TASK INSTRUCTIONS.
Retype the whole listing, please, keeping every line exact and dropping the pictures.

ROWS.

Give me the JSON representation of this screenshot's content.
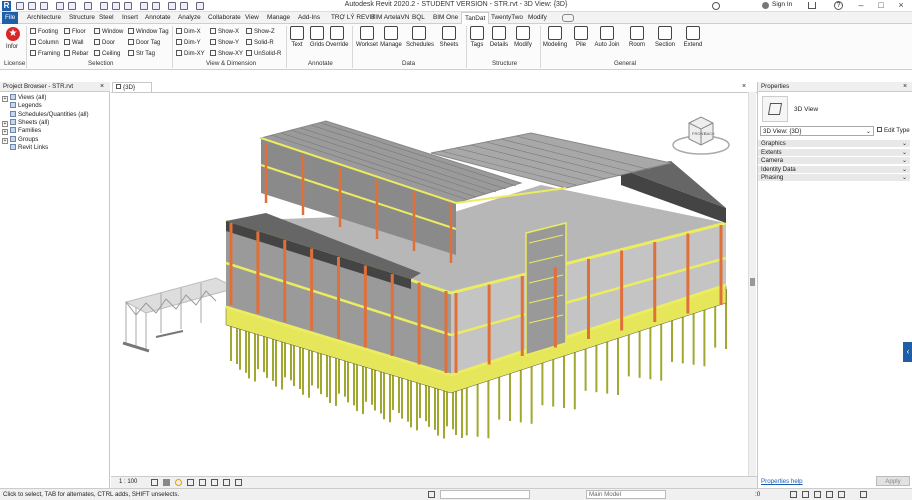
{
  "titlebar": {
    "title": "Autodesk Revit 2020.2 - STUDENT VERSION - STR.rvt - 3D View: {3D}",
    "sign_in": "Sign In"
  },
  "tabs": [
    "File",
    "Architecture",
    "Structure",
    "Steel",
    "Insert",
    "Annotate",
    "Analyze",
    "Collaborate",
    "View",
    "Manage",
    "Add-Ins",
    "TRỢ LÝ REVIT",
    "BIM ArtelaVN",
    "BQL",
    "BIM One",
    "TanDat",
    "TwentyTwo",
    "Modify"
  ],
  "active_tab": "TanDat",
  "ribbon": {
    "infor_label": "Infor",
    "selection_tools": [
      [
        "Footing",
        "Floor",
        "Window",
        "Window Tag"
      ],
      [
        "Column",
        "Wall",
        "Door",
        "Door Tag"
      ],
      [
        "Framing",
        "Rebar",
        "Ceiling",
        "Str Tag"
      ]
    ],
    "dim_tools": [
      [
        "Dim-X",
        "Show-X",
        "Show-Z"
      ],
      [
        "Dim-Y",
        "Show-Y",
        "Solid-R"
      ],
      [
        "Dim-XY",
        "Show-XY",
        "UnSolid-R"
      ]
    ],
    "annotate_tools": [
      "Text",
      "Grids",
      "Override"
    ],
    "data_tools": [
      "Workset",
      "Manage",
      "Schedules",
      "Sheets"
    ],
    "structure_tools": [
      "Tags",
      "Details",
      "Modify"
    ],
    "general_tools": [
      "Modeling",
      "Pile",
      "Auto Join",
      "Room",
      "Section",
      "Extend"
    ],
    "panel_labels": [
      "License",
      "Selection",
      "View & Dimension",
      "Annotate",
      "Data",
      "Structure",
      "General"
    ]
  },
  "project_browser": {
    "title": "Project Browser - STR.rvt",
    "items": [
      {
        "label": "Views (all)",
        "expand": "+",
        "icon": "views-icon"
      },
      {
        "label": "Legends",
        "expand": "",
        "icon": "legend-icon"
      },
      {
        "label": "Schedules/Quantities (all)",
        "expand": "",
        "icon": "schedule-icon"
      },
      {
        "label": "Sheets (all)",
        "expand": "+",
        "icon": "sheet-icon"
      },
      {
        "label": "Families",
        "expand": "+",
        "icon": "family-icon"
      },
      {
        "label": "Groups",
        "expand": "+",
        "icon": "group-icon"
      },
      {
        "label": "Revit Links",
        "expand": "",
        "icon": "link-icon"
      }
    ]
  },
  "view": {
    "tab_label": "{3D}",
    "scale": "1 : 100"
  },
  "properties": {
    "title": "Properties",
    "type_name": "3D View",
    "selector_value": "3D View: {3D}",
    "edit_type": "Edit Type",
    "groups": [
      "Graphics",
      "Extents",
      "Camera",
      "Identity Data",
      "Phasing"
    ],
    "help_link": "Properties help",
    "apply": "Apply"
  },
  "status": {
    "message": "Click to select, TAB for alternates, CTRL adds, SHIFT unselects.",
    "model": "Main Model",
    "coord": ":0"
  },
  "colors": {
    "file_tab": "#1e5fa8",
    "column": "#e0703a",
    "beam": "#ecec60",
    "slab": "#8c8c8c",
    "pile": "#a0a830"
  }
}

FINAL RESULT.
Give me the JSON representation of this screenshot's content.
{
  "titlebar": {
    "title": "Autodesk Revit 2020.2 - STUDENT VERSION - STR.rvt - 3D View: {3D}",
    "sign_in": "Sign In"
  },
  "tabs": [
    "File",
    "Architecture",
    "Structure",
    "Steel",
    "Insert",
    "Annotate",
    "Analyze",
    "Collaborate",
    "View",
    "Manage",
    "Add-Ins",
    "TRỢ LÝ REVIT",
    "BIM ArtelaVN",
    "BQL",
    "BIM One",
    "TanDat",
    "TwentyTwo",
    "Modify"
  ],
  "active_tab": "TanDat",
  "ribbon": {
    "infor_label": "Infor",
    "selection_tools": [
      [
        "Footing",
        "Floor",
        "Window",
        "Window Tag"
      ],
      [
        "Column",
        "Wall",
        "Door",
        "Door Tag"
      ],
      [
        "Framing",
        "Rebar",
        "Ceiling",
        "Str Tag"
      ]
    ],
    "dim_tools": [
      [
        "Dim-X",
        "Show-X",
        "Show-Z"
      ],
      [
        "Dim-Y",
        "Show-Y",
        "Solid-R"
      ],
      [
        "Dim-XY",
        "Show-XY",
        "UnSolid-R"
      ]
    ],
    "annotate_tools": [
      "Text",
      "Grids",
      "Override"
    ],
    "data_tools": [
      "Workset",
      "Manage",
      "Schedules",
      "Sheets"
    ],
    "structure_tools": [
      "Tags",
      "Details",
      "Modify"
    ],
    "general_tools": [
      "Modeling",
      "Pile",
      "Auto Join",
      "Room",
      "Section",
      "Extend"
    ],
    "panel_labels": [
      "License",
      "Selection",
      "View & Dimension",
      "Annotate",
      "Data",
      "Structure",
      "General"
    ]
  },
  "project_browser": {
    "title": "Project Browser - STR.rvt",
    "items": [
      {
        "label": "Views (all)",
        "expand": "+",
        "icon": "views-icon"
      },
      {
        "label": "Legends",
        "expand": "",
        "icon": "legend-icon"
      },
      {
        "label": "Schedules/Quantities (all)",
        "expand": "",
        "icon": "schedule-icon"
      },
      {
        "label": "Sheets (all)",
        "expand": "+",
        "icon": "sheet-icon"
      },
      {
        "label": "Families",
        "expand": "+",
        "icon": "family-icon"
      },
      {
        "label": "Groups",
        "expand": "+",
        "icon": "group-icon"
      },
      {
        "label": "Revit Links",
        "expand": "",
        "icon": "link-icon"
      }
    ]
  },
  "view": {
    "tab_label": "{3D}",
    "scale": "1 : 100"
  },
  "properties": {
    "title": "Properties",
    "type_name": "3D View",
    "selector_value": "3D View: {3D}",
    "edit_type": "Edit Type",
    "groups": [
      "Graphics",
      "Extents",
      "Camera",
      "Identity Data",
      "Phasing"
    ],
    "help_link": "Properties help",
    "apply": "Apply"
  },
  "status": {
    "message": "Click to select, TAB for alternates, CTRL adds, SHIFT unselects.",
    "model": "Main Model",
    "coord": ":0"
  },
  "colors": {
    "file_tab": "#1e5fa8",
    "column": "#e0703a",
    "beam": "#ecec60",
    "slab": "#8c8c8c",
    "pile": "#a0a830"
  }
}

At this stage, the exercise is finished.